• **PROBLEM DESCRIPTION**
Without the images, write out the whole listing exactly.

※

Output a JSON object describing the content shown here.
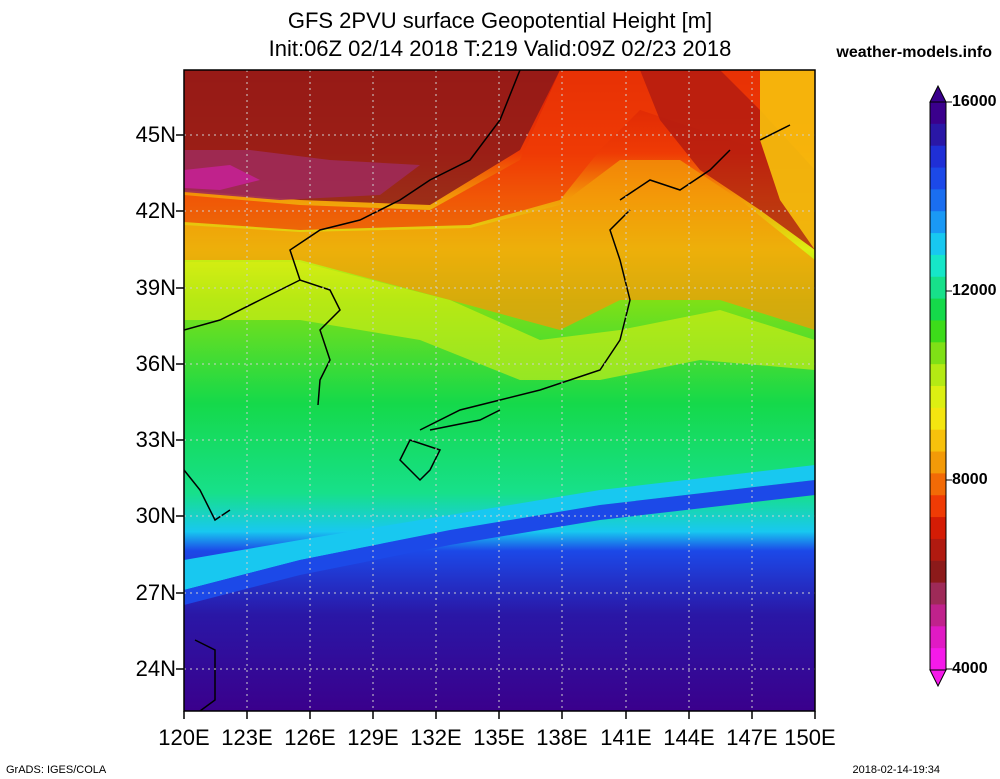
{
  "title": {
    "line1": "GFS 2PVU surface Geopotential Height [m]",
    "line2": "Init:06Z 02/14 2018 T:219 Valid:09Z 02/23 2018"
  },
  "site": "weather-models.info",
  "axes": {
    "lat_labels": [
      "45N",
      "42N",
      "39N",
      "36N",
      "33N",
      "30N",
      "27N",
      "24N"
    ],
    "lon_labels": [
      "120E",
      "123E",
      "126E",
      "129E",
      "132E",
      "135E",
      "138E",
      "141E",
      "144E",
      "147E",
      "150E"
    ]
  },
  "colorbar": {
    "labels": [
      "16000",
      "12000",
      "8000",
      "4000"
    ],
    "colors": [
      "#3a008c",
      "#2a17a6",
      "#1f2fd6",
      "#1c49e8",
      "#1a6ef0",
      "#1a99f5",
      "#18c8f0",
      "#16e6c8",
      "#17e08a",
      "#15d94a",
      "#3ddb1a",
      "#7fe016",
      "#b4ea14",
      "#dcef12",
      "#f4e510",
      "#f7c10c",
      "#f39a08",
      "#f26a06",
      "#ef3b05",
      "#d41c05",
      "#b01a10",
      "#8c1a1a",
      "#9e2a58",
      "#c0228c",
      "#e01ac4",
      "#f51aea"
    ]
  },
  "footer": {
    "left": "GrADS: IGES/COLA",
    "right": "2018-02-14-19:34"
  }
}
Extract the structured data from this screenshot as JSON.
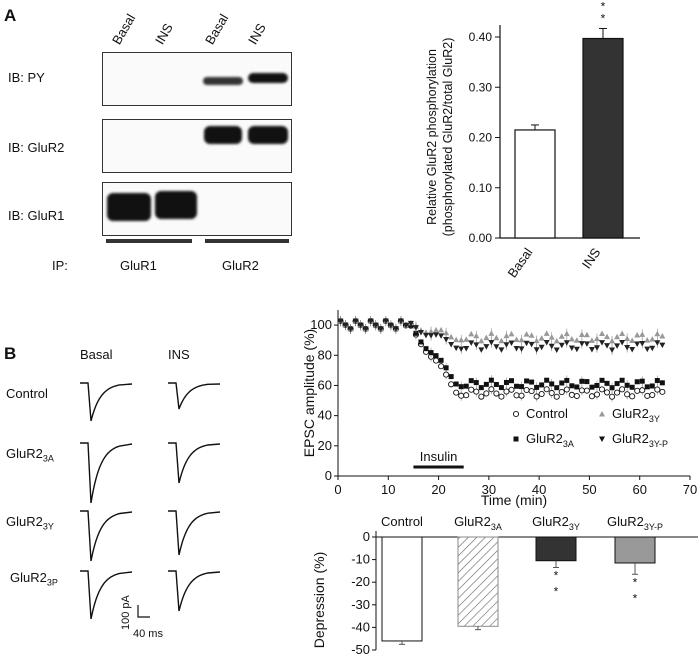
{
  "panelA": {
    "letter": "A",
    "lanes": [
      "Basal",
      "INS",
      "Basal",
      "INS"
    ],
    "blots": [
      "IB: PY",
      "IB: GluR2",
      "IB: GluR1"
    ],
    "ip_label": "IP:",
    "ip_groups": [
      "GluR1",
      "GluR2"
    ]
  },
  "panelB": {
    "letter": "B",
    "trace_cols": [
      "Basal",
      "INS"
    ],
    "trace_rows": [
      "Control",
      "GluR2",
      "GluR2",
      "GluR2"
    ],
    "trace_subs": [
      "",
      "3A",
      "3Y",
      "3P"
    ],
    "scale_v": "100 pA",
    "scale_h": "40 ms"
  },
  "chart_data": [
    {
      "type": "bar",
      "categories": [
        "Basal",
        "INS"
      ],
      "values": [
        0.215,
        0.397
      ],
      "errors": [
        0.01,
        0.02
      ],
      "ylabel_line1": "Relative GluR2 phosphorylation",
      "ylabel_line2": "(phosphorylated GluR2/total GluR2)",
      "ylim": [
        0,
        0.4
      ],
      "yticks": [
        "0.00",
        "0.10",
        "0.20",
        "0.30",
        "0.40"
      ],
      "colors": [
        "#ffffff",
        "#333333"
      ],
      "significance": [
        "",
        "* *"
      ]
    },
    {
      "type": "scatter",
      "xlabel": "Time (min)",
      "ylabel": "EPSC amplitude (%)",
      "xlim": [
        0,
        70
      ],
      "ylim": [
        0,
        110
      ],
      "xticks": [
        "0",
        "10",
        "20",
        "30",
        "40",
        "50",
        "60",
        "70"
      ],
      "yticks": [
        "0",
        "20",
        "40",
        "60",
        "80",
        "100"
      ],
      "annotation": "Insulin",
      "insulin_window": [
        15,
        25
      ],
      "legend": [
        {
          "name": "Control",
          "sub": "",
          "marker": "circle"
        },
        {
          "name": "GluR2",
          "sub": "3Y",
          "marker": "triangle-up"
        },
        {
          "name": "GluR2",
          "sub": "3A",
          "marker": "square"
        },
        {
          "name": "GluR2",
          "sub": "3Y-P",
          "marker": "triangle-down"
        }
      ],
      "series": [
        {
          "name": "Control",
          "marker": "circle",
          "color": "#ffffff",
          "baseline": 100,
          "plateau": 55
        },
        {
          "name": "GluR2 3A",
          "marker": "square",
          "color": "#111111",
          "baseline": 100,
          "plateau": 61
        },
        {
          "name": "GluR2 3Y",
          "marker": "triangle-up",
          "color": "#999999",
          "baseline": 100,
          "plateau": 92
        },
        {
          "name": "GluR2 3Y-P",
          "marker": "triangle-down",
          "color": "#222222",
          "baseline": 100,
          "plateau": 86
        }
      ]
    },
    {
      "type": "bar",
      "categories": [
        "Control",
        "GluR2",
        "GluR2",
        "GluR2"
      ],
      "category_subs": [
        "",
        "3A",
        "3Y",
        "3Y-P"
      ],
      "values": [
        -46,
        -39.5,
        -10.5,
        -11.5
      ],
      "errors": [
        1.5,
        1.5,
        3,
        5
      ],
      "ylabel": "Depression (%)",
      "ylim": [
        -50,
        0
      ],
      "yticks": [
        "0",
        "-10",
        "-20",
        "-30",
        "-40",
        "-50"
      ],
      "fills": [
        "#ffffff",
        "hatch",
        "#333333",
        "#999999"
      ],
      "significance": [
        "",
        "",
        "* *",
        "* *"
      ]
    }
  ]
}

※

• **RESPONSE TO THIS TASK**
Output a JSON object describing the content shown here.
{
  "title": {
    "line1": "GFS 2PVU surface Geopotential Height [m]",
    "line2": "Init:06Z 02/14 2018 T:219 Valid:09Z 02/23 2018"
  },
  "site": "weather-models.info",
  "axes": {
    "lat_labels": [
      "45N",
      "42N",
      "39N",
      "36N",
      "33N",
      "30N",
      "27N",
      "24N"
    ],
    "lon_labels": [
      "120E",
      "123E",
      "126E",
      "129E",
      "132E",
      "135E",
      "138E",
      "141E",
      "144E",
      "147E",
      "150E"
    ]
  },
  "colorbar": {
    "labels": [
      "16000",
      "12000",
      "8000",
      "4000"
    ],
    "colors": [
      "#3a008c",
      "#2a17a6",
      "#1f2fd6",
      "#1c49e8",
      "#1a6ef0",
      "#1a99f5",
      "#18c8f0",
      "#16e6c8",
      "#17e08a",
      "#15d94a",
      "#3ddb1a",
      "#7fe016",
      "#b4ea14",
      "#dcef12",
      "#f4e510",
      "#f7c10c",
      "#f39a08",
      "#f26a06",
      "#ef3b05",
      "#d41c05",
      "#b01a10",
      "#8c1a1a",
      "#9e2a58",
      "#c0228c",
      "#e01ac4",
      "#f51aea"
    ]
  },
  "footer": {
    "left": "GrADS: IGES/COLA",
    "right": "2018-02-14-19:34"
  }
}
Extract the structured data from this screenshot as JSON.
{
  "panelA": {
    "letter": "A",
    "lanes": [
      "Basal",
      "INS",
      "Basal",
      "INS"
    ],
    "blots": [
      "IB: PY",
      "IB: GluR2",
      "IB: GluR1"
    ],
    "ip_label": "IP:",
    "ip_groups": [
      "GluR1",
      "GluR2"
    ]
  },
  "panelB": {
    "letter": "B",
    "trace_cols": [
      "Basal",
      "INS"
    ],
    "trace_rows": [
      "Control",
      "GluR2",
      "GluR2",
      "GluR2"
    ],
    "trace_subs": [
      "",
      "3A",
      "3Y",
      "3P"
    ],
    "scale_v": "100 pA",
    "scale_h": "40 ms"
  },
  "chart_data": [
    {
      "type": "bar",
      "categories": [
        "Basal",
        "INS"
      ],
      "values": [
        0.215,
        0.397
      ],
      "errors": [
        0.01,
        0.02
      ],
      "ylabel_line1": "Relative GluR2 phosphorylation",
      "ylabel_line2": "(phosphorylated GluR2/total GluR2)",
      "ylim": [
        0,
        0.4
      ],
      "yticks": [
        "0.00",
        "0.10",
        "0.20",
        "0.30",
        "0.40"
      ],
      "colors": [
        "#ffffff",
        "#333333"
      ],
      "significance": [
        "",
        "* *"
      ]
    },
    {
      "type": "scatter",
      "xlabel": "Time (min)",
      "ylabel": "EPSC amplitude (%)",
      "xlim": [
        0,
        70
      ],
      "ylim": [
        0,
        110
      ],
      "xticks": [
        "0",
        "10",
        "20",
        "30",
        "40",
        "50",
        "60",
        "70"
      ],
      "yticks": [
        "0",
        "20",
        "40",
        "60",
        "80",
        "100"
      ],
      "annotation": "Insulin",
      "insulin_window": [
        15,
        25
      ],
      "legend": [
        {
          "name": "Control",
          "sub": "",
          "marker": "circle"
        },
        {
          "name": "GluR2",
          "sub": "3Y",
          "marker": "triangle-up"
        },
        {
          "name": "GluR2",
          "sub": "3A",
          "marker": "square"
        },
        {
          "name": "GluR2",
          "sub": "3Y-P",
          "marker": "triangle-down"
        }
      ],
      "series": [
        {
          "name": "Control",
          "marker": "circle",
          "color": "#ffffff",
          "baseline": 100,
          "plateau": 55
        },
        {
          "name": "GluR2 3A",
          "marker": "square",
          "color": "#111111",
          "baseline": 100,
          "plateau": 61
        },
        {
          "name": "GluR2 3Y",
          "marker": "triangle-up",
          "color": "#999999",
          "baseline": 100,
          "plateau": 92
        },
        {
          "name": "GluR2 3Y-P",
          "marker": "triangle-down",
          "color": "#222222",
          "baseline": 100,
          "plateau": 86
        }
      ]
    },
    {
      "type": "bar",
      "categories": [
        "Control",
        "GluR2",
        "GluR2",
        "GluR2"
      ],
      "category_subs": [
        "",
        "3A",
        "3Y",
        "3Y-P"
      ],
      "values": [
        -46,
        -39.5,
        -10.5,
        -11.5
      ],
      "errors": [
        1.5,
        1.5,
        3,
        5
      ],
      "ylabel": "Depression (%)",
      "ylim": [
        -50,
        0
      ],
      "yticks": [
        "0",
        "-10",
        "-20",
        "-30",
        "-40",
        "-50"
      ],
      "fills": [
        "#ffffff",
        "hatch",
        "#333333",
        "#999999"
      ],
      "significance": [
        "",
        "",
        "* *",
        "* *"
      ]
    }
  ]
}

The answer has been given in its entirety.